Data entries:
___
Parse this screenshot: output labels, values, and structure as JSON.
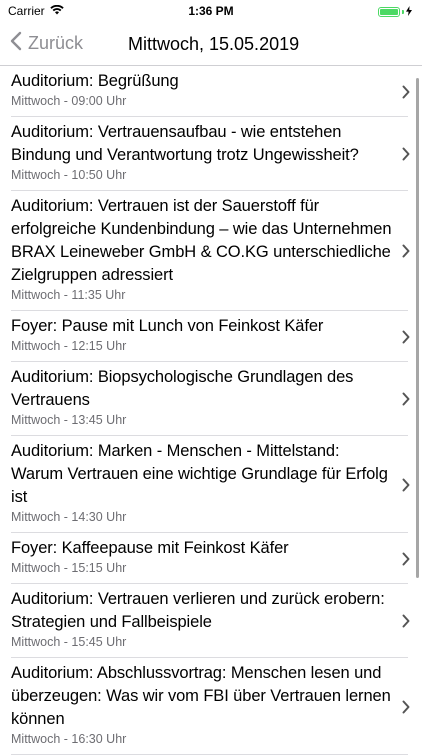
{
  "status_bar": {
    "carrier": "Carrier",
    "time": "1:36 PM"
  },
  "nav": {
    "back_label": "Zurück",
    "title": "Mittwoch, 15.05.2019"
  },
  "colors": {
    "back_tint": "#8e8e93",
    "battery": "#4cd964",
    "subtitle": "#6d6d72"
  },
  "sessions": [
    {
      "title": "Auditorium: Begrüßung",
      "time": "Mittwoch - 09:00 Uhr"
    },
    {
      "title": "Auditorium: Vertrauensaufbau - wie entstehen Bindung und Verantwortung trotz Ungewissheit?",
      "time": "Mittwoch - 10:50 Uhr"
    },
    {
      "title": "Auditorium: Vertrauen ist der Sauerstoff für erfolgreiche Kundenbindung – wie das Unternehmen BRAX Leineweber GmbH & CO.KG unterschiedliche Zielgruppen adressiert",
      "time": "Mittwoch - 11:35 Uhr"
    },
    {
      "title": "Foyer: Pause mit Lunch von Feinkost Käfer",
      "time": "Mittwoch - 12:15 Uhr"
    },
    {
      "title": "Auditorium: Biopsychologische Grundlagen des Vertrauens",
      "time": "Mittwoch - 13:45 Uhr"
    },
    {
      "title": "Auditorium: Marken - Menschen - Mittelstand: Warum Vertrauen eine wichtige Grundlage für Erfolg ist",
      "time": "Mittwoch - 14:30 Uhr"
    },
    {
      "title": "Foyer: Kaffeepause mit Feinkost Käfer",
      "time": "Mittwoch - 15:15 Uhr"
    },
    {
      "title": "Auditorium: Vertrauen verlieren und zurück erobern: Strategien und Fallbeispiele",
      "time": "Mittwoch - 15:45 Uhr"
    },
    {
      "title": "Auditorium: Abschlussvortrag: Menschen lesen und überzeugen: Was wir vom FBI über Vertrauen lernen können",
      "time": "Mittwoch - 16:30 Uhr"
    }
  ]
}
___
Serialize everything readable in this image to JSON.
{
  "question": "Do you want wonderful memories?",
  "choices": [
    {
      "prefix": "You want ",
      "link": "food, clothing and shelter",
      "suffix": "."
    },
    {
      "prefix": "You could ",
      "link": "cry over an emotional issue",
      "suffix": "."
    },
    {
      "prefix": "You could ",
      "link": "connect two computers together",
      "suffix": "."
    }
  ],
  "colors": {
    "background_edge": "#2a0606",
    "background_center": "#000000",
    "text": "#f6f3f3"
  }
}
___
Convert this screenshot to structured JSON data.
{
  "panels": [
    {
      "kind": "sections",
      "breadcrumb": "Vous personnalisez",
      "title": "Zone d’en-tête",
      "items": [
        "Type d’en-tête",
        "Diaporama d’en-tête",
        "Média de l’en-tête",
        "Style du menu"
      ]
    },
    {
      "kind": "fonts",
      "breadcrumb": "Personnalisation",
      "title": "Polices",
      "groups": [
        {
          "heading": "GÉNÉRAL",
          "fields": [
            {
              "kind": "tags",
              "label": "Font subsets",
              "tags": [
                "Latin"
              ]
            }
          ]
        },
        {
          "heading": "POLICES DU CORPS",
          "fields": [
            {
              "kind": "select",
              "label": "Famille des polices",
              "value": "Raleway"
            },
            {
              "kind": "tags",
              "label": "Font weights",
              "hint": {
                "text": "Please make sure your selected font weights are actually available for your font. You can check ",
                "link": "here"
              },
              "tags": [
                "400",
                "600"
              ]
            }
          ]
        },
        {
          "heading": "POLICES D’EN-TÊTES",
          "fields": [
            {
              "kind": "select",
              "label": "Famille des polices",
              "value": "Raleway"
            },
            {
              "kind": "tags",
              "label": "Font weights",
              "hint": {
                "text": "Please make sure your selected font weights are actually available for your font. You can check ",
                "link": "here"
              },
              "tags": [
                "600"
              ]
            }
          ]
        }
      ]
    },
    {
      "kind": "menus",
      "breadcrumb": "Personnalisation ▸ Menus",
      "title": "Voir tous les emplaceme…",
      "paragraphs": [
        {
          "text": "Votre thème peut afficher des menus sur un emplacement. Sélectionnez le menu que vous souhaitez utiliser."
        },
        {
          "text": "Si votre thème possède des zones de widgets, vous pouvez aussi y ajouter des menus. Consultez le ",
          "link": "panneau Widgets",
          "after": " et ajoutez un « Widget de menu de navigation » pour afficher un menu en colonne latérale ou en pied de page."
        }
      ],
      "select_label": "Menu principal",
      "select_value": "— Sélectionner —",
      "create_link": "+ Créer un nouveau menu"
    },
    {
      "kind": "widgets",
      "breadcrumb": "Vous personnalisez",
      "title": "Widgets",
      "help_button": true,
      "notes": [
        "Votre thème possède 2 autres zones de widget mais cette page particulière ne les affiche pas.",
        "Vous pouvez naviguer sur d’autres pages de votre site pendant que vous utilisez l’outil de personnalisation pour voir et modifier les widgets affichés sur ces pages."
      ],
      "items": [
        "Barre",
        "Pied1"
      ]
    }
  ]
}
___
Short problem: Note each line of the entries that has "Auditorium" in it, and copy those lines.

Correct response:
      "title": "Auditorium: Begrüßung",
      "title": "Auditorium: Vertrauensaufbau - wie entstehen Bindung und Verantwortung trotz Ungewissheit?",
      "title": "Auditorium: Vertrauen ist der Sauerstoff für erfolgreiche Kundenbindung – wie das Unternehmen BRAX Leineweber GmbH & CO.KG unterschiedliche Zielgruppen adressiert",
      "title": "Auditorium: Biopsychologische Grundlagen des Vertrauens",
      "title": "Auditorium: Marken - Menschen - Mittelstand: Warum Vertrauen eine wichtige Grundlage für Erfolg ist",
      "title": "Auditorium: Vertrauen verlieren und zurück erobern: Strategien und Fallbeispiele",
      "title": "Auditorium: Abschlussvortrag: Menschen lesen und überzeugen: Was wir vom FBI über Vertrauen lernen können",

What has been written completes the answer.